§ Short exercise
Reproduce all of the material word for word.

===== Records

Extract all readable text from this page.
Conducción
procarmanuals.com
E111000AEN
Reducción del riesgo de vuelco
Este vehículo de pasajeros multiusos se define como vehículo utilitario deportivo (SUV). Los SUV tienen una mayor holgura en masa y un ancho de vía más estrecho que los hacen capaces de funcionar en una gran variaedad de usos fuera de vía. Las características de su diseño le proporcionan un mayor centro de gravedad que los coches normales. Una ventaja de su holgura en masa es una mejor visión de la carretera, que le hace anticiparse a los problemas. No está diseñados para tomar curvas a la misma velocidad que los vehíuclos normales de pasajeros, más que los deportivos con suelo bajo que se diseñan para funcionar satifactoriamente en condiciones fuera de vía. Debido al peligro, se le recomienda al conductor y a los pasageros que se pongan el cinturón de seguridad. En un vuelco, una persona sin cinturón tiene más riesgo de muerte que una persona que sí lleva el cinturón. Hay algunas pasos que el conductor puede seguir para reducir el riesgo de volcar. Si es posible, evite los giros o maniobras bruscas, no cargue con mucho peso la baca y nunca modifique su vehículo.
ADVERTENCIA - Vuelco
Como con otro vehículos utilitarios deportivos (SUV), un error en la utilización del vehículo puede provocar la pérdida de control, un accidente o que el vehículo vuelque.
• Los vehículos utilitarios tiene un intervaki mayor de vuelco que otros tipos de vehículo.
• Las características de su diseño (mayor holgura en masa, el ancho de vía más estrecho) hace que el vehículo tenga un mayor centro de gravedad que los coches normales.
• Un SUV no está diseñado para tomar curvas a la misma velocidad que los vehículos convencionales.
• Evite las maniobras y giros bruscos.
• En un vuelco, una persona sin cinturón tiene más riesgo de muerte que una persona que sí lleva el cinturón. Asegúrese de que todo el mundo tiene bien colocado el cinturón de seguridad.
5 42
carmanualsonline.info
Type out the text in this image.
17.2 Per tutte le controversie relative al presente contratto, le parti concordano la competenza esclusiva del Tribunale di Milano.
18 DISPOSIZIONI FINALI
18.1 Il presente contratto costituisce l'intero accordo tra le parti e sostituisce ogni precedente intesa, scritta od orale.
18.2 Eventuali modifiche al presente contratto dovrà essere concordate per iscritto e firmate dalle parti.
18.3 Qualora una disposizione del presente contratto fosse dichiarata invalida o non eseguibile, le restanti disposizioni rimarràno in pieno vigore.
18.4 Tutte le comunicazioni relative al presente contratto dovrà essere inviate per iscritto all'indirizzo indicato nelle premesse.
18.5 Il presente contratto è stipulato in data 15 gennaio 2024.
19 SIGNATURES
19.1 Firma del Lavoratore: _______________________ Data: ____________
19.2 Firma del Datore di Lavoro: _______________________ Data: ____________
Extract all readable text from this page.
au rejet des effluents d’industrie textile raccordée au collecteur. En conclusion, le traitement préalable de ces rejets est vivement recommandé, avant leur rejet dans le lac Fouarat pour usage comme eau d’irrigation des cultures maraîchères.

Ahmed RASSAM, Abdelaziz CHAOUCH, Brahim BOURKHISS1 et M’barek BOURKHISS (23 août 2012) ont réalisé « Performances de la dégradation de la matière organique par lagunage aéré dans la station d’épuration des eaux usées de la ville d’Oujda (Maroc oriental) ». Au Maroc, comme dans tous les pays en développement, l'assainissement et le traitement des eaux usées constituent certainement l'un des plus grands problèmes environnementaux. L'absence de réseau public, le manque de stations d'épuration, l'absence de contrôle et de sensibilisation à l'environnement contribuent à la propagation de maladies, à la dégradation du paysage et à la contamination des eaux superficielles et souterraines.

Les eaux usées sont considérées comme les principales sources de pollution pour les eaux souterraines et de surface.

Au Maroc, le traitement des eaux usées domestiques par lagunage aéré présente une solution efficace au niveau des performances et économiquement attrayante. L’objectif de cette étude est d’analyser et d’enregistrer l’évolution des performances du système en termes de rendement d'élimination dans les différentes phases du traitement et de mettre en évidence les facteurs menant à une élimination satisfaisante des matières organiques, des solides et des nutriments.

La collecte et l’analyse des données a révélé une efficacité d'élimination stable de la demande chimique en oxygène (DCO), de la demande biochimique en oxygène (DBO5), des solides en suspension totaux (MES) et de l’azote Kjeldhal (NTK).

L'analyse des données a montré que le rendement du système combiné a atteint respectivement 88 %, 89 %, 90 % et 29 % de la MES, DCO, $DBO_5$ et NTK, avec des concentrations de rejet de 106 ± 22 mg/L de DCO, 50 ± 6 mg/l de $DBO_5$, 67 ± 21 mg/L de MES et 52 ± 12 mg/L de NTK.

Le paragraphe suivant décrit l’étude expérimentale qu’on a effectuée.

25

==========

§ Complete response
Extract all readable text from this page.
Conducción
procarmanuals.com
E111000AEN
Reducción del riesgo de vuelco
Este vehículo de pasajeros multiusos se define como vehículo utilitario deportivo (SUV). Los SUV tienen una mayor holgura en masa y un ancho de vía más estrecho que los hacen capaces de funcionar en una gran variaedad de usos fuera de vía. Las características de su diseño le proporcionan un mayor centro de gravedad que los coches normales. Una ventaja de su holgura en masa es una mejor visión de la carretera, que le hace anticiparse a los problemas. No está diseñados para tomar curvas a la misma velocidad que los vehíuclos normales de pasajeros, más que los deportivos con suelo bajo que se diseñan para funcionar satifactoriamente en condiciones fuera de vía. Debido al peligro, se le recomienda al conductor y a los pasageros que se pongan el cinturón de seguridad. En un vuelco, una persona sin cinturón tiene más riesgo de muerte que una persona que sí lleva el cinturón. Hay algunas pasos que el conductor puede seguir para reducir el riesgo de volcar. Si es posible, evite los giros o maniobras bruscas, no cargue con mucho peso la baca y nunca modifique su vehículo.
ADVERTENCIA - Vuelco
Como con otro vehículos utilitarios deportivos (SUV), un error en la utilización del vehículo puede provocar la pérdida de control, un accidente o que el vehículo vuelque.
• Los vehículos utilitarios tiene un intervaki mayor de vuelco que otros tipos de vehículo.
• Las características de su diseño (mayor holgura en masa, el ancho de vía más estrecho) hace que el vehículo tenga un mayor centro de gravedad que los coches normales.
• Un SUV no está diseñado para tomar curvas a la misma velocidad que los vehículos convencionales.
• Evite las maniobras y giros bruscos.
• En un vuelco, una persona sin cinturón tiene más riesgo de muerte que una persona que sí lleva el cinturón. Asegúrese de que todo el mundo tiene bien colocado el cinturón de seguridad.
5 42
carmanualsonline.info
Type out the text in this image.
17.2 Per tutte le controversie relative al presente contratto, le parti concordano la competenza esclusiva del Tribunale di Milano.
18 DISPOSIZIONI FINALI
18.1 Il presente contratto costituisce l'intero accordo tra le parti e sostituisce ogni precedente intesa, scritta od orale.
18.2 Eventuali modifiche al presente contratto dovrà essere concordate per iscritto e firmate dalle parti.
18.3 Qualora una disposizione del presente contratto fosse dichiarata invalida o non eseguibile, le restanti disposizioni rimarràno in pieno vigore.
18.4 Tutte le comunicazioni relative al presente contratto dovrà essere inviate per iscritto all'indirizzo indicato nelle premesse.
18.5 Il presente contratto è stipulato in data 15 gennaio 2024.
19 SIGNATURES
19.1 Firma del Lavoratore: _______________________ Data: ____________
19.2 Firma del Datore di Lavoro: _______________________ Data: ____________
Extract all readable text from this page.
au rejet des effluents d’industrie textile raccordée au collecteur. En conclusion, le traitement préalable de ces rejets est vivement recommandé, avant leur rejet dans le lac Fouarat pour usage comme eau d’irrigation des cultures maraîchères.

Ahmed RASSAM, Abdelaziz CHAOUCH, Brahim BOURKHISS1 et M’barek BOURKHISS (23 août 2012) ont réalisé « Performances de la dégradation de la matière organique par lagunage aéré dans la station d’épuration des eaux usées de la ville d’Oujda (Maroc oriental) ». Au Maroc, comme dans tous les pays en développement, l'assainissement et le traitement des eaux usées constituent certainement l'un des plus grands problèmes environnementaux. L'absence de réseau public, le manque de stations d'épuration, l'absence de contrôle et de sensibilisation à l'environnement contribuent à la propagation de maladies, à la dégradation du paysage et à la contamination des eaux superficielles et souterraines.

Les eaux usées sont considérées comme les principales sources de pollution pour les eaux souterraines et de surface.

Au Maroc, le traitement des eaux usées domestiques par lagunage aéré présente une solution efficace au niveau des performances et économiquement attrayante. L’objectif de cette étude est d’analyser et d’enregistrer l’évolution des performances du système en termes de rendement d'élimination dans les différentes phases du traitement et de mettre en évidence les facteurs menant à une élimination satisfaisante des matières organiques, des solides et des nutriments.

La collecte et l’analyse des données a révélé une efficacité d'élimination stable de la demande chimique en oxygène (DCO), de la demande biochimique en oxygène (DBO5), des solides en suspension totaux (MES) et de l’azote Kjeldhal (NTK).

L'analyse des données a montré que le rendement du système combiné a atteint respectivement 88 %, 89 %, 90 % et 29 % de la MES, DCO, $DBO_5$ et NTK, avec des concentrations de rejet de 106 ± 22 mg/L de DCO, 50 ± 6 mg/l de $DBO_5$, 67 ± 21 mg/L de MES et 52 ± 12 mg/L de NTK.

Le paragraphe suivant décrit l’étude expérimentale qu’on a effectuée.

25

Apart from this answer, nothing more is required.